[A block of data]

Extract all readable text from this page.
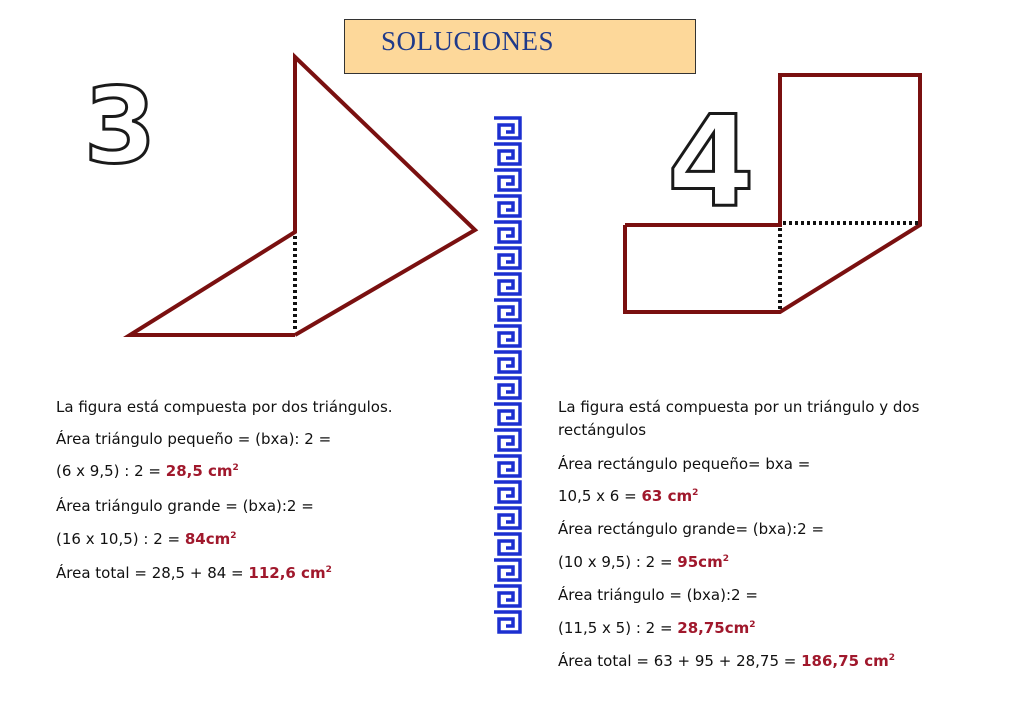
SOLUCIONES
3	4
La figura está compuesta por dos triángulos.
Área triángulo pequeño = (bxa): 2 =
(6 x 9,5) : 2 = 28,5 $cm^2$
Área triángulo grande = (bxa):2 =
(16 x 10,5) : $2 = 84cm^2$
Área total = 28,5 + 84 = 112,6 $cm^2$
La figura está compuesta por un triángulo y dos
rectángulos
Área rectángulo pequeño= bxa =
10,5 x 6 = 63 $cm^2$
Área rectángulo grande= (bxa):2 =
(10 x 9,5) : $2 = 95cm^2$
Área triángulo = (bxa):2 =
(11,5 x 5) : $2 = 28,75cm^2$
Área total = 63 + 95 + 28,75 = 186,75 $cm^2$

--

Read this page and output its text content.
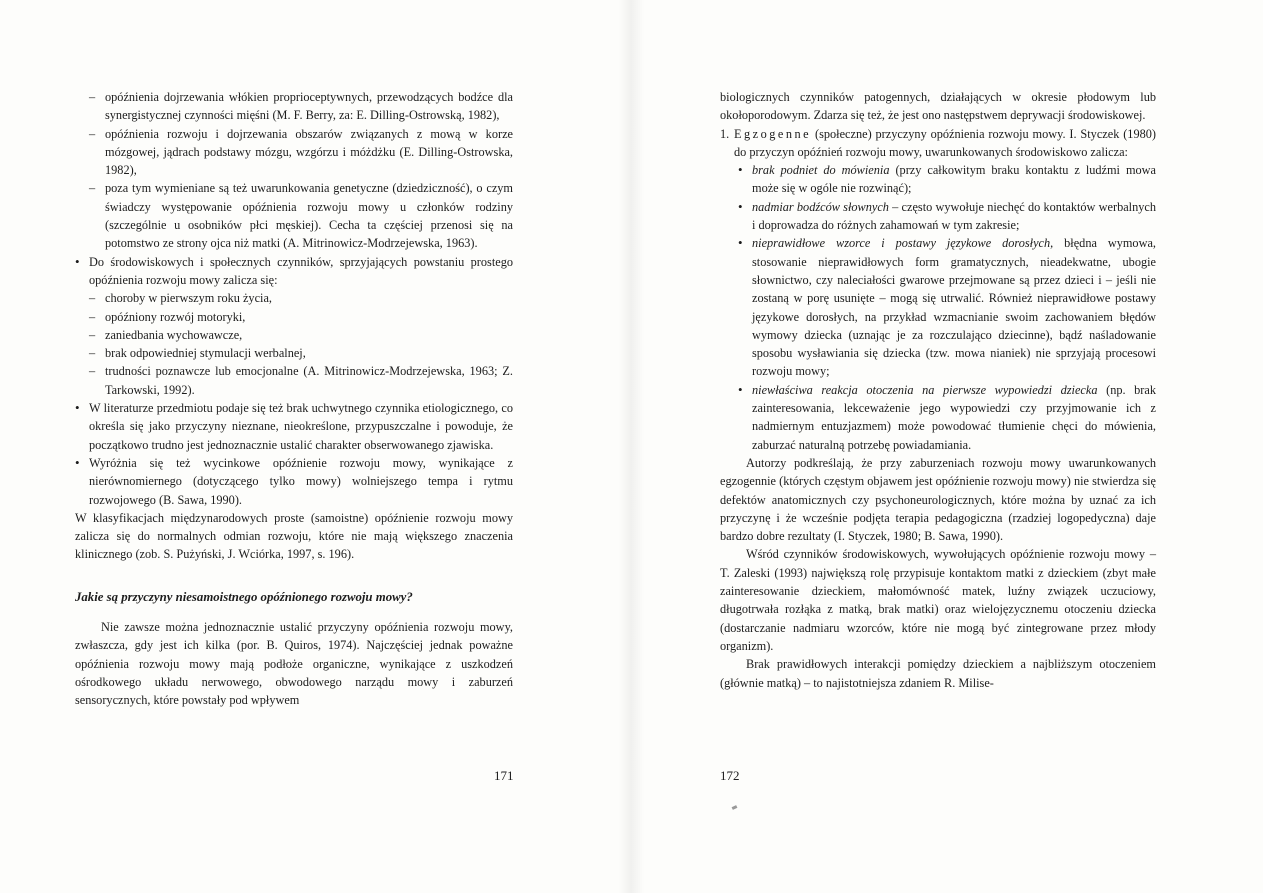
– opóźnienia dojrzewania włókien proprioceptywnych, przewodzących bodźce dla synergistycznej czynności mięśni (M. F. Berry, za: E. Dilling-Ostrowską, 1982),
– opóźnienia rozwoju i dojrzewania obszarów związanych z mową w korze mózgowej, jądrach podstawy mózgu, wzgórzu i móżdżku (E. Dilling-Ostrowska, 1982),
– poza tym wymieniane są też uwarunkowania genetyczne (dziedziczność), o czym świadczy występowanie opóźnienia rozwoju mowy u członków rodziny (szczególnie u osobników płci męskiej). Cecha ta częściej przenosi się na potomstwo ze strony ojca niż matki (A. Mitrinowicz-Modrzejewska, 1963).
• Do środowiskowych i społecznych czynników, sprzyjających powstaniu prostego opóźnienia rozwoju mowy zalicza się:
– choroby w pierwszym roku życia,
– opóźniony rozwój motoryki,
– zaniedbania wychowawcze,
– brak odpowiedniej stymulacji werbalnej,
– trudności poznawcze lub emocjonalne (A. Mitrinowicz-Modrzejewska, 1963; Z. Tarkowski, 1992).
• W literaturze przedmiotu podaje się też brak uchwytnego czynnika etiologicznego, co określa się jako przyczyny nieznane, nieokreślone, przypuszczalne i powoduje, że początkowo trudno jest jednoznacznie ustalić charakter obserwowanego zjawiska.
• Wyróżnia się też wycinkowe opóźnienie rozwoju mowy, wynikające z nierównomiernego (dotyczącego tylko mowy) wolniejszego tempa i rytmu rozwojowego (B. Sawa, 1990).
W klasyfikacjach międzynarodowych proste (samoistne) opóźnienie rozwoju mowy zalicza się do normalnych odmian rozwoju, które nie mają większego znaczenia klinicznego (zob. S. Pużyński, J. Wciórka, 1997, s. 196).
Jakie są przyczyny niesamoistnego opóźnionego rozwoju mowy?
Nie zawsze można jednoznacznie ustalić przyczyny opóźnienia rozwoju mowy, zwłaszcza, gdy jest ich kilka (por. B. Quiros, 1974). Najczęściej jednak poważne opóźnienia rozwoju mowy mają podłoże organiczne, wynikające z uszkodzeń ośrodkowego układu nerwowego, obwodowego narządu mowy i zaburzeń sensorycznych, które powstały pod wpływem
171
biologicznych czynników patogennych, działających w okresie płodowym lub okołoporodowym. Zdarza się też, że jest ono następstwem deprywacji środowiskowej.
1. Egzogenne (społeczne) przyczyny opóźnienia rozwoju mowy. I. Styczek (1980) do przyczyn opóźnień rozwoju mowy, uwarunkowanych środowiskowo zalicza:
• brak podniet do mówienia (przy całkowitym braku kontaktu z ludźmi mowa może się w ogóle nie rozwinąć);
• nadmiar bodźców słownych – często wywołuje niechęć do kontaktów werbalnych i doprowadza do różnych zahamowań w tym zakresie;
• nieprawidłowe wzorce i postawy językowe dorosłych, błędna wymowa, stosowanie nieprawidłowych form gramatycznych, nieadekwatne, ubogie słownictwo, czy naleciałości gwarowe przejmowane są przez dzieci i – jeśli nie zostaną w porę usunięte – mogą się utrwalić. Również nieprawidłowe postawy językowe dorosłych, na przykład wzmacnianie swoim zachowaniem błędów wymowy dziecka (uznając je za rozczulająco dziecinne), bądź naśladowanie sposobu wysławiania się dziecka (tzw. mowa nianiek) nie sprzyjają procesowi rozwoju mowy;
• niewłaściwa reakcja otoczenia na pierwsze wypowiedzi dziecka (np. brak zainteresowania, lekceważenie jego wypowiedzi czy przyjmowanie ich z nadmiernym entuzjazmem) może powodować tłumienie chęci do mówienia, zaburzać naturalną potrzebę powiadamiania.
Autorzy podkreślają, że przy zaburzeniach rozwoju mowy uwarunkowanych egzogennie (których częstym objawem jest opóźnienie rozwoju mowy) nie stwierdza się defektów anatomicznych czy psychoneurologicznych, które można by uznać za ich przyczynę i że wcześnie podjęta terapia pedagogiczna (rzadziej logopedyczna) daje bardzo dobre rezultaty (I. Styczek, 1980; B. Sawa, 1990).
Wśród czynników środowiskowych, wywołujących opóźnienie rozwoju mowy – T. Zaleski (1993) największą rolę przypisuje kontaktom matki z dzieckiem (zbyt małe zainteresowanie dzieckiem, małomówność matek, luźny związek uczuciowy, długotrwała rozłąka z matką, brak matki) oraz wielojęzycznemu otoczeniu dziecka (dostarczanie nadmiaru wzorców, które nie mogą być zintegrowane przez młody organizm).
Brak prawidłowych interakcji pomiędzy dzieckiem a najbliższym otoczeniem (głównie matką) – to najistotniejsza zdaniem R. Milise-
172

--

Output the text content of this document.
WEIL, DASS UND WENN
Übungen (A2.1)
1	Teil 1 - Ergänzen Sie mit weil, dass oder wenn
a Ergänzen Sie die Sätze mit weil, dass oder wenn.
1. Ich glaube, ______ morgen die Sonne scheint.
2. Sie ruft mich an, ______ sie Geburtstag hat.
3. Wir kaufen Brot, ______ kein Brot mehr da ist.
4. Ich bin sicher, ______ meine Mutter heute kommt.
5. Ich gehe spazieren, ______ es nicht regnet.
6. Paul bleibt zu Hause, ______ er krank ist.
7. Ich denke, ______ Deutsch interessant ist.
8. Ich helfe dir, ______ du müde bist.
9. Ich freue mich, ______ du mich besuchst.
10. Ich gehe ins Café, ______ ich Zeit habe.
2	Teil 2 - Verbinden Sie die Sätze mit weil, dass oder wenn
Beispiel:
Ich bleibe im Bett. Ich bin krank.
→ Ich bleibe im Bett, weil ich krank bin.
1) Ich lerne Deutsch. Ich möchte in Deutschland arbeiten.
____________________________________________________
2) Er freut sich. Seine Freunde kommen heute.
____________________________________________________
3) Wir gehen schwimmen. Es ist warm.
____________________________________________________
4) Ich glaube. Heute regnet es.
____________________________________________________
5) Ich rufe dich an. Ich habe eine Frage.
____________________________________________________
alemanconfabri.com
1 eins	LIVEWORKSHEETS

* _Work to complete_
Identify which lines contain the word "wynikające" and copy each one.

* _Response below_
• Wyróżnia się też wycinkowe opóźnienie rozwoju mowy, wynikające z nierównomiernego (dotyczącego tylko mowy) wolniejszego tempa i rytmu rozwojowego (B. Sawa, 1990).
Nie zawsze można jednoznacznie ustalić przyczyny opóźnienia rozwoju mowy, zwłaszcza, gdy jest ich kilka (por. B. Quiros, 1974). Najczęściej jednak poważne opóźnienia rozwoju mowy mają podłoże organiczne, wynikające z uszkodzeń ośrodkowego układu nerwowego, obwodowego narządu mowy i zaburzeń sensorycznych, które powstały pod wpływem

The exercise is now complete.